• **Work to be completed**
Gather each line in the entries that includes the string "Short".

• **Data shown**
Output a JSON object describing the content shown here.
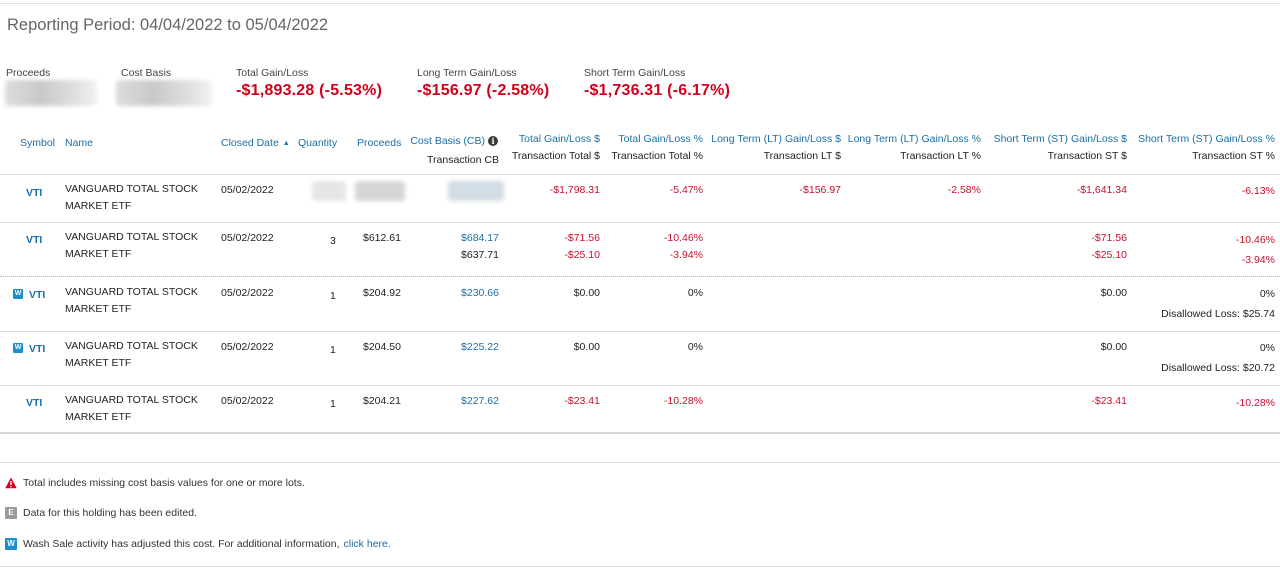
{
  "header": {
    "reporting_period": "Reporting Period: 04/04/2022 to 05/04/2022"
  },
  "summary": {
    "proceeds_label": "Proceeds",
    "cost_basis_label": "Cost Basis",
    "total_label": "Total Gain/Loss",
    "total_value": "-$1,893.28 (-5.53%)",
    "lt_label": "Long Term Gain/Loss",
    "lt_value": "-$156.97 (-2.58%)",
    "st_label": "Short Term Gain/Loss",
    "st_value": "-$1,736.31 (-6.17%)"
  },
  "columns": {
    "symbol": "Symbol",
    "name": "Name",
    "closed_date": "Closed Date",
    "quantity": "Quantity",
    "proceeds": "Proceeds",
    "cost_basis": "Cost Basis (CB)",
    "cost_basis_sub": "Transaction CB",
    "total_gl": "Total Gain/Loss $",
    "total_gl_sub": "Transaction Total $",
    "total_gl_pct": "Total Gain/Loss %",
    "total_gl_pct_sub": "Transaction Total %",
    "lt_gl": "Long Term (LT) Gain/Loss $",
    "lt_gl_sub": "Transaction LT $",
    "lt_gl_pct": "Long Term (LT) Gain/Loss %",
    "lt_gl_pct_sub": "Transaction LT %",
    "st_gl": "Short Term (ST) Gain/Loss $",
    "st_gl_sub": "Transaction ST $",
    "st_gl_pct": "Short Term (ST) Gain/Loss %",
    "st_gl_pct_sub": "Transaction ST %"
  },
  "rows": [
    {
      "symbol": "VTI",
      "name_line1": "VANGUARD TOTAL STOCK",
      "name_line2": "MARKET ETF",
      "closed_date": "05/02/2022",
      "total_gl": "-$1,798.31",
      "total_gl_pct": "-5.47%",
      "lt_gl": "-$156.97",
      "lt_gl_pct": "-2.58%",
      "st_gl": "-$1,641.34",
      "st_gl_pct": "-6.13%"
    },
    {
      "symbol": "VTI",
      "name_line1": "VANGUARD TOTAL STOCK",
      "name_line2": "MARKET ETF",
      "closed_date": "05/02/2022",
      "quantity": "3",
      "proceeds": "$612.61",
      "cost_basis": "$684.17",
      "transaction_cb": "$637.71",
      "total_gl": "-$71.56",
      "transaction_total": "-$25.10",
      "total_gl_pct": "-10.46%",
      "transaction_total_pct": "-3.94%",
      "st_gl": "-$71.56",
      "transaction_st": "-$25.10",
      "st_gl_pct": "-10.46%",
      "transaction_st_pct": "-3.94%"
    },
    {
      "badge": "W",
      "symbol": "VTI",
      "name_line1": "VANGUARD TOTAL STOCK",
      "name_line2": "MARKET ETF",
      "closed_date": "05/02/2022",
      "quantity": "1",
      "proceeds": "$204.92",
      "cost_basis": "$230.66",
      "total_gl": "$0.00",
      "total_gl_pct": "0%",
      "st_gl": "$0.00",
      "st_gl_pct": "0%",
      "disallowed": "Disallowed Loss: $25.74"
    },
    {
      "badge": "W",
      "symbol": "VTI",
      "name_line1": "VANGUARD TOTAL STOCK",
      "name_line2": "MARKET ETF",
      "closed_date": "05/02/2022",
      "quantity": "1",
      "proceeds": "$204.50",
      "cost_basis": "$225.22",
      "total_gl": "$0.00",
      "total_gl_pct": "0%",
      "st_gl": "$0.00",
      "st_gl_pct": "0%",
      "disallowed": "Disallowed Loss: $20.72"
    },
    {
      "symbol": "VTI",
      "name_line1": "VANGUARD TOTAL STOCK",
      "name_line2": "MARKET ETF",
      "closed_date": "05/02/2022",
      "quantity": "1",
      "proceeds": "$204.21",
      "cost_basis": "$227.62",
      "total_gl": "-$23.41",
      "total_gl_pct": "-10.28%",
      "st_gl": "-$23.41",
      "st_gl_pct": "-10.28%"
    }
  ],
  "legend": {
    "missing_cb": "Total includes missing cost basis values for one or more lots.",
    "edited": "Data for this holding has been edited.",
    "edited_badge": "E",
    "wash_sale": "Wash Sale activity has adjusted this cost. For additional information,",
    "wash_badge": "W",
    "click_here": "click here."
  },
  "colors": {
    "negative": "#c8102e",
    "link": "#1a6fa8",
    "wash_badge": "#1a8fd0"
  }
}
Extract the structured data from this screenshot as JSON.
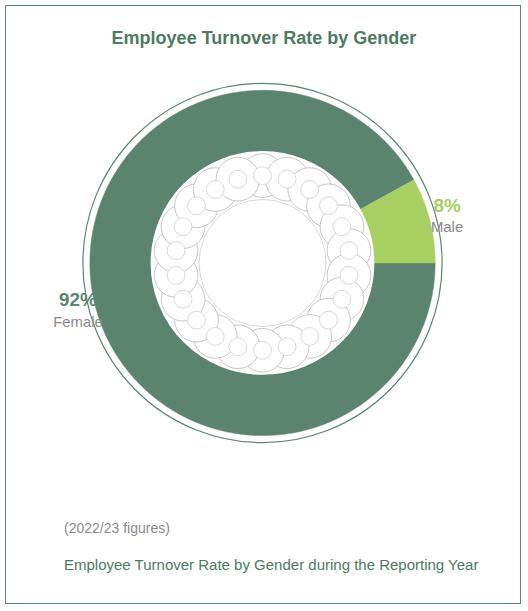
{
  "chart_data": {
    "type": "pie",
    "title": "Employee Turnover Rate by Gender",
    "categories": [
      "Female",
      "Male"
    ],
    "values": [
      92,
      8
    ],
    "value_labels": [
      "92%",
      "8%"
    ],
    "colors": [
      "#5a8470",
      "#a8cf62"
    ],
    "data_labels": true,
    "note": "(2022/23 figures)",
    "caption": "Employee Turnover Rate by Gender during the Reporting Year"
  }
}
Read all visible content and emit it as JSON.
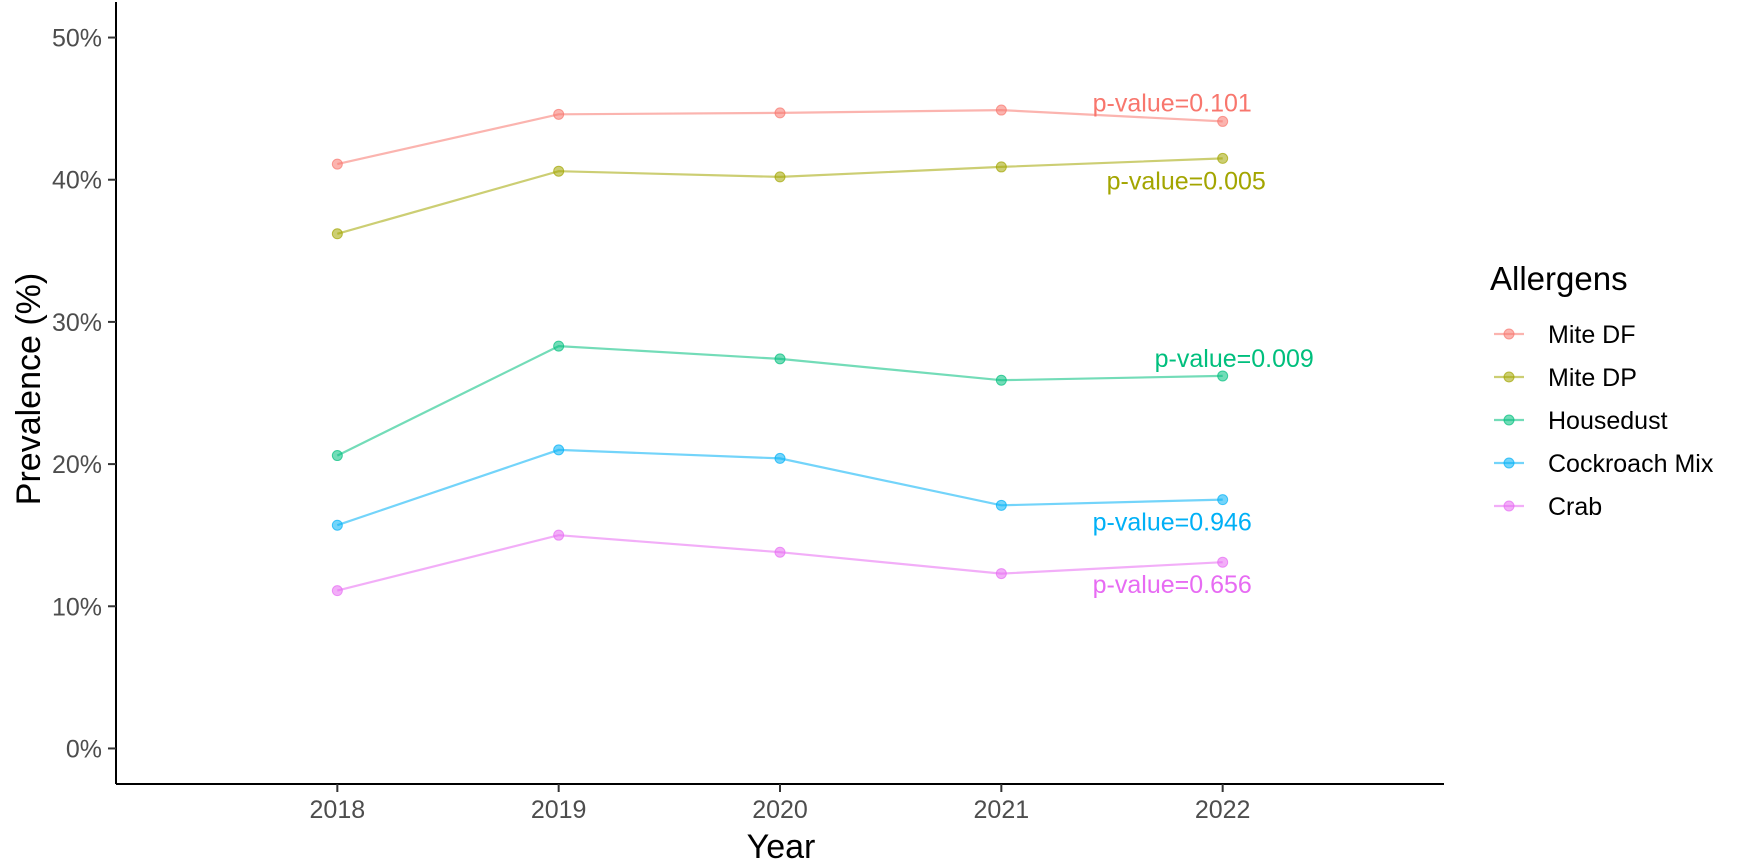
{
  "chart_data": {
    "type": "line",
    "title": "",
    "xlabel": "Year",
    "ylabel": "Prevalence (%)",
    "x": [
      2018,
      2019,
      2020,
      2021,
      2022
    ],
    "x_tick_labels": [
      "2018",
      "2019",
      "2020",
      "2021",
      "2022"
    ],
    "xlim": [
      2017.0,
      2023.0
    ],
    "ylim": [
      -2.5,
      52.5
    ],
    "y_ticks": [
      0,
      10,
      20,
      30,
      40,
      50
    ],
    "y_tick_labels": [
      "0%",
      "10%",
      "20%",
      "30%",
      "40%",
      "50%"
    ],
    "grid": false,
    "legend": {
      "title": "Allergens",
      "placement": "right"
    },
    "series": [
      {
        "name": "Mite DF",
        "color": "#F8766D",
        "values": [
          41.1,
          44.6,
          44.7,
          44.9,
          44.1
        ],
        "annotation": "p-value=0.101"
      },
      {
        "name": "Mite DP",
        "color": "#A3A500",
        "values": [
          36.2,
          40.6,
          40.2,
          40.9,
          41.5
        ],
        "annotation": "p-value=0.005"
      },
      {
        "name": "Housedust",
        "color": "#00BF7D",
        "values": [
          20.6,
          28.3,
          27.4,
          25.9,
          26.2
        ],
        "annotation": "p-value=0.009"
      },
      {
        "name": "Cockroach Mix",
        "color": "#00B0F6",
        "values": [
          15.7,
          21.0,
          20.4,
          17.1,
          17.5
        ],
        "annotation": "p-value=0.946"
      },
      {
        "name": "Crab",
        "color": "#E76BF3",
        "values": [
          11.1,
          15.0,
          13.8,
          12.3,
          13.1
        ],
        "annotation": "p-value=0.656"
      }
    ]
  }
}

• **Completed exercise**
    "st_label": "Short Term Gain/Loss",
    "st_gl": "Short Term (ST) Gain/Loss $",
    "st_gl_pct": "Short Term (ST) Gain/Loss %",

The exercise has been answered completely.